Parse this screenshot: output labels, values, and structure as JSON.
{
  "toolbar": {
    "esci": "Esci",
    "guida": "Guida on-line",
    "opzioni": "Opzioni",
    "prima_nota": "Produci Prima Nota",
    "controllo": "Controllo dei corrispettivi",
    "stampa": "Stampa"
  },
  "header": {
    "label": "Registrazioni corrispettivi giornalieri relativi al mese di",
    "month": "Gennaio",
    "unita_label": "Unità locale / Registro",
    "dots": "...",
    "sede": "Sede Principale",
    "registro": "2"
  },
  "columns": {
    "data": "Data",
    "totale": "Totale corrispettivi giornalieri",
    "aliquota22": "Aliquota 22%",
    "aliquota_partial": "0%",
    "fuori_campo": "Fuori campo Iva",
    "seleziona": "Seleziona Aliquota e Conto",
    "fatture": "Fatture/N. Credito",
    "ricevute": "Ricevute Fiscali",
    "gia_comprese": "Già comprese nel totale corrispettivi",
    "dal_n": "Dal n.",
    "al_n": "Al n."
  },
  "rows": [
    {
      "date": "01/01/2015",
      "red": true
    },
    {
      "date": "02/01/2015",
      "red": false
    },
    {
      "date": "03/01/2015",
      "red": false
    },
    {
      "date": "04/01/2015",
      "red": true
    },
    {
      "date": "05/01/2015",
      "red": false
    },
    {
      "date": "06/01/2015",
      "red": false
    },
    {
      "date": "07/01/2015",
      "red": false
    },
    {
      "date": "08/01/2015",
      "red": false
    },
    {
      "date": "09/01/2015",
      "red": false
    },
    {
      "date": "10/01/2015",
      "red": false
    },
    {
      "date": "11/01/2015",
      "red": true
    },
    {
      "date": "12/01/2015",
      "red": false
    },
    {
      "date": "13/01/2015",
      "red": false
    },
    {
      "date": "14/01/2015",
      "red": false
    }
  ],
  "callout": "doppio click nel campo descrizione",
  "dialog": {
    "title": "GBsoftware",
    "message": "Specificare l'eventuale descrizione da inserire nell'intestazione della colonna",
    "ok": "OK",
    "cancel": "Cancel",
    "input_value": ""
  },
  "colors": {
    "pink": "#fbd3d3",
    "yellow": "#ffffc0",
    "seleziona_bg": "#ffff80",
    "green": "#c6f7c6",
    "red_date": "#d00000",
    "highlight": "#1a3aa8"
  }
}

..........

# [Aim of the exercise]
Recopy the entries above exactly, with every line included.

# [Output]
Parse this screenshot: output labels, values, and structure as JSON.
{
  "toolbar": {
    "esci": "Esci",
    "guida": "Guida on-line",
    "opzioni": "Opzioni",
    "prima_nota": "Produci Prima Nota",
    "controllo": "Controllo dei corrispettivi",
    "stampa": "Stampa"
  },
  "header": {
    "label": "Registrazioni corrispettivi giornalieri relativi al mese di",
    "month": "Gennaio",
    "unita_label": "Unità locale / Registro",
    "dots": "...",
    "sede": "Sede Principale",
    "registro": "2"
  },
  "columns": {
    "data": "Data",
    "totale": "Totale corrispettivi giornalieri",
    "aliquota22": "Aliquota 22%",
    "aliquota_partial": "0%",
    "fuori_campo": "Fuori campo Iva",
    "seleziona": "Seleziona Aliquota e Conto",
    "fatture": "Fatture/N. Credito",
    "ricevute": "Ricevute Fiscali",
    "gia_comprese": "Già comprese nel totale corrispettivi",
    "dal_n": "Dal n.",
    "al_n": "Al n."
  },
  "rows": [
    {
      "date": "01/01/2015",
      "red": true
    },
    {
      "date": "02/01/2015",
      "red": false
    },
    {
      "date": "03/01/2015",
      "red": false
    },
    {
      "date": "04/01/2015",
      "red": true
    },
    {
      "date": "05/01/2015",
      "red": false
    },
    {
      "date": "06/01/2015",
      "red": false
    },
    {
      "date": "07/01/2015",
      "red": false
    },
    {
      "date": "08/01/2015",
      "red": false
    },
    {
      "date": "09/01/2015",
      "red": false
    },
    {
      "date": "10/01/2015",
      "red": false
    },
    {
      "date": "11/01/2015",
      "red": true
    },
    {
      "date": "12/01/2015",
      "red": false
    },
    {
      "date": "13/01/2015",
      "red": false
    },
    {
      "date": "14/01/2015",
      "red": false
    }
  ],
  "callout": "doppio click nel campo descrizione",
  "dialog": {
    "title": "GBsoftware",
    "message": "Specificare l'eventuale descrizione da inserire nell'intestazione della colonna",
    "ok": "OK",
    "cancel": "Cancel",
    "input_value": ""
  },
  "colors": {
    "pink": "#fbd3d3",
    "yellow": "#ffffc0",
    "seleziona_bg": "#ffff80",
    "green": "#c6f7c6",
    "red_date": "#d00000",
    "highlight": "#1a3aa8"
  }
}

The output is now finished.